Saved entries:

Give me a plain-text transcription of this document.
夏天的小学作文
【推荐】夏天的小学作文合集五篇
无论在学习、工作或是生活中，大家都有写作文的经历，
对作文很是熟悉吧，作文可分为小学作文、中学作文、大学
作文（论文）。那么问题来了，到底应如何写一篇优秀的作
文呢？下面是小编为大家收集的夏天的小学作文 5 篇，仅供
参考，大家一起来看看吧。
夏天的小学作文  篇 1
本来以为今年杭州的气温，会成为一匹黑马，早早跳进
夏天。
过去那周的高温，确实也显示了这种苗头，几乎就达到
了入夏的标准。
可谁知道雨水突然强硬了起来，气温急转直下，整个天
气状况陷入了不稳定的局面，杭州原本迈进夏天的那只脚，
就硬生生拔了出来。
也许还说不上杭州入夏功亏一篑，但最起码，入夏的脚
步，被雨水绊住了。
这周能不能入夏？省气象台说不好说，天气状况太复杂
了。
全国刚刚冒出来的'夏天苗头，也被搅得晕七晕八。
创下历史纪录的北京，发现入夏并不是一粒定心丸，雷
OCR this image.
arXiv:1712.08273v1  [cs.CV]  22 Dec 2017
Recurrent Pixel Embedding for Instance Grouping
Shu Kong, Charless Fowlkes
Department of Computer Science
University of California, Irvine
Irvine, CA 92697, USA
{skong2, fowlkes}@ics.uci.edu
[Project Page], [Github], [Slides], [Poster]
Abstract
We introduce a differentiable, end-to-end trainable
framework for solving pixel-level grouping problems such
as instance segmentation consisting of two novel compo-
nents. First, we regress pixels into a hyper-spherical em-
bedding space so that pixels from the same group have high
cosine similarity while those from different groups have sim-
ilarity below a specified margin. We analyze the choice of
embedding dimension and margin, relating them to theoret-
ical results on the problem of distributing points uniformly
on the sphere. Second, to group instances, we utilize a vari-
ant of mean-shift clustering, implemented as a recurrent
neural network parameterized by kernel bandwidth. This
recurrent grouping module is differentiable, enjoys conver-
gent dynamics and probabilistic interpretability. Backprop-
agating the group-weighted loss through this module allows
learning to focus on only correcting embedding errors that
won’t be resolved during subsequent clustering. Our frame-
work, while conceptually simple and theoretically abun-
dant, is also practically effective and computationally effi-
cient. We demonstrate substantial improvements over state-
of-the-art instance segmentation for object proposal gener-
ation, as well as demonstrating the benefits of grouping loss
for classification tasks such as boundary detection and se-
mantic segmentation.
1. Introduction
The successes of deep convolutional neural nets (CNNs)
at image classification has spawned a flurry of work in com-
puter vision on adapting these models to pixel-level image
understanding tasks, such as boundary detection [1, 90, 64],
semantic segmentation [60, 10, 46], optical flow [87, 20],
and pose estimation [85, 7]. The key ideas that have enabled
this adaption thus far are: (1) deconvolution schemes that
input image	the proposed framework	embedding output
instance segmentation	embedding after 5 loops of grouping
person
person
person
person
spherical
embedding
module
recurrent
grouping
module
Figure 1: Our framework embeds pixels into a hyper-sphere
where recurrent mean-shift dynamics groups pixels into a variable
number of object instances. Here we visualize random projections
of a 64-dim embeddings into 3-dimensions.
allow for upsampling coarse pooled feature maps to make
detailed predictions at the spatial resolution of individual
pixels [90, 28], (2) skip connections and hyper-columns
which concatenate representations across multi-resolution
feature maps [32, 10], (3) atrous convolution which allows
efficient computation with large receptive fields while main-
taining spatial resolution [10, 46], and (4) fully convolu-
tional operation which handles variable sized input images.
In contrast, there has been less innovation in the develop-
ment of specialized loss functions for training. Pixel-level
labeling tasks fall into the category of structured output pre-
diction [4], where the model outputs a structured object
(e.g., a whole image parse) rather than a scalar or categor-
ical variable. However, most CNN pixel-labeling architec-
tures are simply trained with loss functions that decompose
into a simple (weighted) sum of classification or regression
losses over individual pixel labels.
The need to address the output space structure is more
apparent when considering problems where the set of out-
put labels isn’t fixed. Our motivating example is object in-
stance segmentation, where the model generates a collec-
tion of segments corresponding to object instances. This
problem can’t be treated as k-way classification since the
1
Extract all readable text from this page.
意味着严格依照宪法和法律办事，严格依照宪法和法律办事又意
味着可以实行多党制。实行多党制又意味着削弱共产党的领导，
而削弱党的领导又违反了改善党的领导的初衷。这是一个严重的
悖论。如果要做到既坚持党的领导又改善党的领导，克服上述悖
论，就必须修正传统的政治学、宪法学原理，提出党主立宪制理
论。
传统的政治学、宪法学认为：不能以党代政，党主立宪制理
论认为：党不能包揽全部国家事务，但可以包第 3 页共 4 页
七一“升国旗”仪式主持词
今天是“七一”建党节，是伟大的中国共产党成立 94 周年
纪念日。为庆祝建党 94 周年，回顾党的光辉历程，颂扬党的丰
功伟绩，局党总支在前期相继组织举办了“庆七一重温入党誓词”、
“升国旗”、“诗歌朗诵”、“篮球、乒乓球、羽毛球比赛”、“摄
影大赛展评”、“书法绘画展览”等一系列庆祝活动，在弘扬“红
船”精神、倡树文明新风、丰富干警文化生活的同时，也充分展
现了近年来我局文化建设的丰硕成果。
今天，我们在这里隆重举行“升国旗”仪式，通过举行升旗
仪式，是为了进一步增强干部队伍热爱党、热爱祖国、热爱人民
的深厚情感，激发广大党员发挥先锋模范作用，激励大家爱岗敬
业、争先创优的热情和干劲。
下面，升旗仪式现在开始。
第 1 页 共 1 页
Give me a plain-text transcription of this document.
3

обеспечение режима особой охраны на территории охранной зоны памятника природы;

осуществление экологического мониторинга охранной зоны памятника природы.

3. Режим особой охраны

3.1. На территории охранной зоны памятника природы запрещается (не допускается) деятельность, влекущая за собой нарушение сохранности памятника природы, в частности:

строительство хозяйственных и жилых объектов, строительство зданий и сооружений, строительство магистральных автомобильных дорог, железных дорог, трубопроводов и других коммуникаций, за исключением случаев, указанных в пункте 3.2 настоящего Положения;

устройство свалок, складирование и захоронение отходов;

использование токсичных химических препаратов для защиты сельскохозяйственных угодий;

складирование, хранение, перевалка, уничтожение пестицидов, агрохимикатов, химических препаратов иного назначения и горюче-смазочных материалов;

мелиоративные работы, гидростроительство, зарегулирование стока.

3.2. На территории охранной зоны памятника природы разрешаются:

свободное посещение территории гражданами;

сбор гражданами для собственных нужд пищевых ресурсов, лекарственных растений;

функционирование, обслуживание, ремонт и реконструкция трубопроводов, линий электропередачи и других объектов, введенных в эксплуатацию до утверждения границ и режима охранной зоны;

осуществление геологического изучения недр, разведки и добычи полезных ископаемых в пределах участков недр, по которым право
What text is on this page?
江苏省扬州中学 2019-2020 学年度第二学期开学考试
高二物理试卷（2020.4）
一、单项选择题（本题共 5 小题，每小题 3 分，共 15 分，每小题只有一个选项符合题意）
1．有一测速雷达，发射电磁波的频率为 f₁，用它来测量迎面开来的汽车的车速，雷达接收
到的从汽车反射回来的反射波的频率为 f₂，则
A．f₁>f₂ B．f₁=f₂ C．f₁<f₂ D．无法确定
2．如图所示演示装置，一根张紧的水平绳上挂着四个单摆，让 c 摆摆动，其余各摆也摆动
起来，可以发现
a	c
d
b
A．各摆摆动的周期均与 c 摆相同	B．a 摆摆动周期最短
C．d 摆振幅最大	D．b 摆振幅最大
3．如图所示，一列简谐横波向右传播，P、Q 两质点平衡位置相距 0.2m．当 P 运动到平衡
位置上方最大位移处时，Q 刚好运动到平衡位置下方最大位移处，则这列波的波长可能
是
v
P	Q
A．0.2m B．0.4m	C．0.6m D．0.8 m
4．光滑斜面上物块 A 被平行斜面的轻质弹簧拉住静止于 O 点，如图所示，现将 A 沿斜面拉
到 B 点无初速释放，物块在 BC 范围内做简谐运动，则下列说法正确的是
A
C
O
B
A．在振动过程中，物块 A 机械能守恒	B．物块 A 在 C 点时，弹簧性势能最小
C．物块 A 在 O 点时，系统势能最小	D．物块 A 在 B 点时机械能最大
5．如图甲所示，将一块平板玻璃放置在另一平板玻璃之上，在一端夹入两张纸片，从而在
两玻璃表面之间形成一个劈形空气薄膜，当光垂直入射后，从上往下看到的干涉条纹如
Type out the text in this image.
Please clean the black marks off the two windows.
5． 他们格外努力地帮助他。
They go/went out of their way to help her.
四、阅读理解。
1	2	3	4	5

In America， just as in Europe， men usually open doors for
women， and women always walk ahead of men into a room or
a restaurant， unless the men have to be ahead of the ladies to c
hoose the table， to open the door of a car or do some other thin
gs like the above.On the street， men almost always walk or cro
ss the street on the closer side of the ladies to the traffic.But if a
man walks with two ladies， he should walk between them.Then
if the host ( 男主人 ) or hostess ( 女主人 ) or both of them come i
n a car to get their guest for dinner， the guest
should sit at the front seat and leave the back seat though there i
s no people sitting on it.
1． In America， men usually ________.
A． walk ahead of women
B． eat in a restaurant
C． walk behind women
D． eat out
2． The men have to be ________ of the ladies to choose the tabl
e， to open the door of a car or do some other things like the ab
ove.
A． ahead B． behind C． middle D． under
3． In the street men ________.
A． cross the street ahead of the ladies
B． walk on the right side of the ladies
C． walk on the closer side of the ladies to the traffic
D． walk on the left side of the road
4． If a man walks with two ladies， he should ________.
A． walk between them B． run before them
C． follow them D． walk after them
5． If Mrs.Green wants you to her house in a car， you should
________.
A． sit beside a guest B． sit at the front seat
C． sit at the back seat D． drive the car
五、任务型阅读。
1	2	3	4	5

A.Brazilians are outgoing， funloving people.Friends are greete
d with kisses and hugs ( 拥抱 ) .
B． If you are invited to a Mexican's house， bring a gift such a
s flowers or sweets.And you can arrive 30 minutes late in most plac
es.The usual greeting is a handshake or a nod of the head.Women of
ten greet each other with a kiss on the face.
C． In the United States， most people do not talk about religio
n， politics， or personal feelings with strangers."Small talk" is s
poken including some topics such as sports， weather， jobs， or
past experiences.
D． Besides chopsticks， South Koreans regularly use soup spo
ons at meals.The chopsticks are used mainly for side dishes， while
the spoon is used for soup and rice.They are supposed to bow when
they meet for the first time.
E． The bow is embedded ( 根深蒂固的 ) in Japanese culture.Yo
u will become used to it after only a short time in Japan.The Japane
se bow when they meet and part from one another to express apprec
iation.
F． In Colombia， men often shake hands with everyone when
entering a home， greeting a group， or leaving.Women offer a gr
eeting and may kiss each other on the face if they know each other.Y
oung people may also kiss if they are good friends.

§ **Short exercise**: All lines of the data above that include the word "front" must be shown.

§ **Exercise solution**:
should sit at the front seat and leave the back seat though there i
A． sit beside a guest B． sit at the front seat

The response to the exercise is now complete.